TASK MATERIAL:
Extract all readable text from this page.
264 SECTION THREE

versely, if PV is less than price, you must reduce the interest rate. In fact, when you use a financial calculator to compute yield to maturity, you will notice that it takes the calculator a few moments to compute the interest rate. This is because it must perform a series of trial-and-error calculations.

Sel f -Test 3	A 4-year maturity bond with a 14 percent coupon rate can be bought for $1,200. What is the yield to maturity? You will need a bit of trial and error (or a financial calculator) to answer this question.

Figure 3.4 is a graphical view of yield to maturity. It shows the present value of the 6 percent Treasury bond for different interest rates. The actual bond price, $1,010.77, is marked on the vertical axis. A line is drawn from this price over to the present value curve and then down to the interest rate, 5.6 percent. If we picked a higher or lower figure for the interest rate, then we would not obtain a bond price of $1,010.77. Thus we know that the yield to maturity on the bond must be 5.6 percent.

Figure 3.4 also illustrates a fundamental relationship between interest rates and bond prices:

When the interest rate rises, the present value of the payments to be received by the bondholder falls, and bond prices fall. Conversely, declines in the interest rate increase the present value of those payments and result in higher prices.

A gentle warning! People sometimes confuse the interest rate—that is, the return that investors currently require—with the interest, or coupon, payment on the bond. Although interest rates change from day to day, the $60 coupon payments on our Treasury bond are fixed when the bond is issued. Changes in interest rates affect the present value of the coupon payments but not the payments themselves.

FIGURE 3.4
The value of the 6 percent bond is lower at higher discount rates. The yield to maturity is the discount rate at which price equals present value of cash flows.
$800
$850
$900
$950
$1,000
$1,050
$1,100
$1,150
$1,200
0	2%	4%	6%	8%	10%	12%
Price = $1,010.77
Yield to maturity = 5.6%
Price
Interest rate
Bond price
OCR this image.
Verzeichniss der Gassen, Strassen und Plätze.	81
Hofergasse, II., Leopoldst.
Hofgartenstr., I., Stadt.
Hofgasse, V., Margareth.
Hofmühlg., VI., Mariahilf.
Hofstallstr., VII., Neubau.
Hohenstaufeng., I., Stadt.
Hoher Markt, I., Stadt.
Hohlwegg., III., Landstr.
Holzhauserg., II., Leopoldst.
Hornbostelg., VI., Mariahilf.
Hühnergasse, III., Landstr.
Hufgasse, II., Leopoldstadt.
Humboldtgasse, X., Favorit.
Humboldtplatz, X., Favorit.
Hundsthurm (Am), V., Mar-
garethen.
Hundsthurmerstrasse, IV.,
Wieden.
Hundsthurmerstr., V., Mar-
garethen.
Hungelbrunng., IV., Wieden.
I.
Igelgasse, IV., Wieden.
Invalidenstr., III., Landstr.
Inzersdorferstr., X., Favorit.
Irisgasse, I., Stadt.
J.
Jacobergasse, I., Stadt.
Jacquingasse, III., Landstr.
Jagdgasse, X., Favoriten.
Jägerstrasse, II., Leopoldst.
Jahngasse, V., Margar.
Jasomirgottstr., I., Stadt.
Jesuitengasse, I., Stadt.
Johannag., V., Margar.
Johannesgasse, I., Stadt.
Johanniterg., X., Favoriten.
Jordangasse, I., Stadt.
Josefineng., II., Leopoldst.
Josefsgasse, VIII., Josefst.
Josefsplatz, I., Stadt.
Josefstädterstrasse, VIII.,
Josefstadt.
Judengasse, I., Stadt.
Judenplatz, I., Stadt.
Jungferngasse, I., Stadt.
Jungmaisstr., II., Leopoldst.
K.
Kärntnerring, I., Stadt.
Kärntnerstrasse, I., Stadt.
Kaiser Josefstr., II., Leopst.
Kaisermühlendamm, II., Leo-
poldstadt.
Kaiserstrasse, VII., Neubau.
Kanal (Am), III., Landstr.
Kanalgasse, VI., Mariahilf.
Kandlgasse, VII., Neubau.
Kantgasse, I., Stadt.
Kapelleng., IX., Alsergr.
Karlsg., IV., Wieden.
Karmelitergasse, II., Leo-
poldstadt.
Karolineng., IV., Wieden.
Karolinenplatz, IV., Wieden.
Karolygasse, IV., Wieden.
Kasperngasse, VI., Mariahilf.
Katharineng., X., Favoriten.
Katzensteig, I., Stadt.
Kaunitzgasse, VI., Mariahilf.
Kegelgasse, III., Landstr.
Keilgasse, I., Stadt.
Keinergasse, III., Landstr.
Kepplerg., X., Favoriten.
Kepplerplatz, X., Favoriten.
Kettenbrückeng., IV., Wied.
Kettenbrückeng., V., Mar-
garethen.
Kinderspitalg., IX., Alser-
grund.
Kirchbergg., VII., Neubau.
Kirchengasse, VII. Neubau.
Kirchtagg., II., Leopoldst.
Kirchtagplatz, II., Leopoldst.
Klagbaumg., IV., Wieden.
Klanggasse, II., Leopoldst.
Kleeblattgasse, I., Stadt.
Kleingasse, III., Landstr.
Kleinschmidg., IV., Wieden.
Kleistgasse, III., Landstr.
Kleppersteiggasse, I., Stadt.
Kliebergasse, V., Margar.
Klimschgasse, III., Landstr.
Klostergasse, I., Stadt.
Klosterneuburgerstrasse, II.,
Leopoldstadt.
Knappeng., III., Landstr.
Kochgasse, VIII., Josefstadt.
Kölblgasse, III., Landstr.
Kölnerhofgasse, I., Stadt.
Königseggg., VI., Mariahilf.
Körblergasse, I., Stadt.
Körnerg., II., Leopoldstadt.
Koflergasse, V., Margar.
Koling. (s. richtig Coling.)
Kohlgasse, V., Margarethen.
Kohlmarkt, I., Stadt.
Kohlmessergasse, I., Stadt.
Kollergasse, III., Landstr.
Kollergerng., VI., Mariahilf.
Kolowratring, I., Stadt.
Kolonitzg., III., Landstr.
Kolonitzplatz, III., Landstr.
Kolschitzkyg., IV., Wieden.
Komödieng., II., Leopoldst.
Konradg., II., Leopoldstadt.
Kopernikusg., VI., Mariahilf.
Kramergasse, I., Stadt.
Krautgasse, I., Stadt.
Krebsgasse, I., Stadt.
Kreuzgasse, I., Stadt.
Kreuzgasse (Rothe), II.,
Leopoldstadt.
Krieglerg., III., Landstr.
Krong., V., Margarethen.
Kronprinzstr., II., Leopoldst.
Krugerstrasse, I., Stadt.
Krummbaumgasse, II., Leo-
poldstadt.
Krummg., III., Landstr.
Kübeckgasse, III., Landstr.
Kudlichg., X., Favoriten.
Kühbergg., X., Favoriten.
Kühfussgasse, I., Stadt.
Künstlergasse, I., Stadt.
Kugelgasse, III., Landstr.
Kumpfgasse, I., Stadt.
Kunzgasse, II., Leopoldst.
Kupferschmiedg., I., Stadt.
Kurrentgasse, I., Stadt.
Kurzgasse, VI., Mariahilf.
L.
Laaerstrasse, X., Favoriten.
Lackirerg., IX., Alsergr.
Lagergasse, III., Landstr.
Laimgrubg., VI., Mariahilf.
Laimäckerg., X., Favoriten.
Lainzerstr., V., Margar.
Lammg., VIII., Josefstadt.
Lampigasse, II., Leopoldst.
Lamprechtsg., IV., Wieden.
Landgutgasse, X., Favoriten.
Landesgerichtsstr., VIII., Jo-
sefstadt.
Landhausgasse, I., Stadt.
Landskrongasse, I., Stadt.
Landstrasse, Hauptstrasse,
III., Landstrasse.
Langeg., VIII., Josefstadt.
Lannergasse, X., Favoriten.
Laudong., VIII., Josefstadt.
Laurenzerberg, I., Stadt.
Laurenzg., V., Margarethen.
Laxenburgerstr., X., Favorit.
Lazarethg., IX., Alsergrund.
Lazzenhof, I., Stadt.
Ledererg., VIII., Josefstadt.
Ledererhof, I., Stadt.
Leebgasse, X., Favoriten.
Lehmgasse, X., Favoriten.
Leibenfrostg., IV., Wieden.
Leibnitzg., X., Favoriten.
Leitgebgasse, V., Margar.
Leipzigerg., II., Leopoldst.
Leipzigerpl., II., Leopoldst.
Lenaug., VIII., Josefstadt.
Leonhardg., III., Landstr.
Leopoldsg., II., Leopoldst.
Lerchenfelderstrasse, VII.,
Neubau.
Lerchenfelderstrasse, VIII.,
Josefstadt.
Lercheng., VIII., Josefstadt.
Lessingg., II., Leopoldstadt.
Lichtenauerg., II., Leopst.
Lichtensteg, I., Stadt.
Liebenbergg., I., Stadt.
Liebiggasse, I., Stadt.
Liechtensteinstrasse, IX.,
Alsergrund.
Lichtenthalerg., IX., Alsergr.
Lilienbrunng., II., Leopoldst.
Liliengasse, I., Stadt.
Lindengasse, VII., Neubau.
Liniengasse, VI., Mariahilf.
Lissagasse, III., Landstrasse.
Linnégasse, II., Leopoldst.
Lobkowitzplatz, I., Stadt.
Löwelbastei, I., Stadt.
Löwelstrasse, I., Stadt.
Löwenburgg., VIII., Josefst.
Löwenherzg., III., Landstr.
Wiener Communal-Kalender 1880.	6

WORK REQUIRED:
Copy out every line holding the string "Leopoldstadt".

OUTPUT FOR THIS TASK:
Hufgasse, II., Leopoldstadt.
Leopoldstadt.
Körnerg., II., Leopoldstadt.
Konradg., II., Leopoldstadt.
Leopoldstadt.
Lessingg., II., Leopoldstadt.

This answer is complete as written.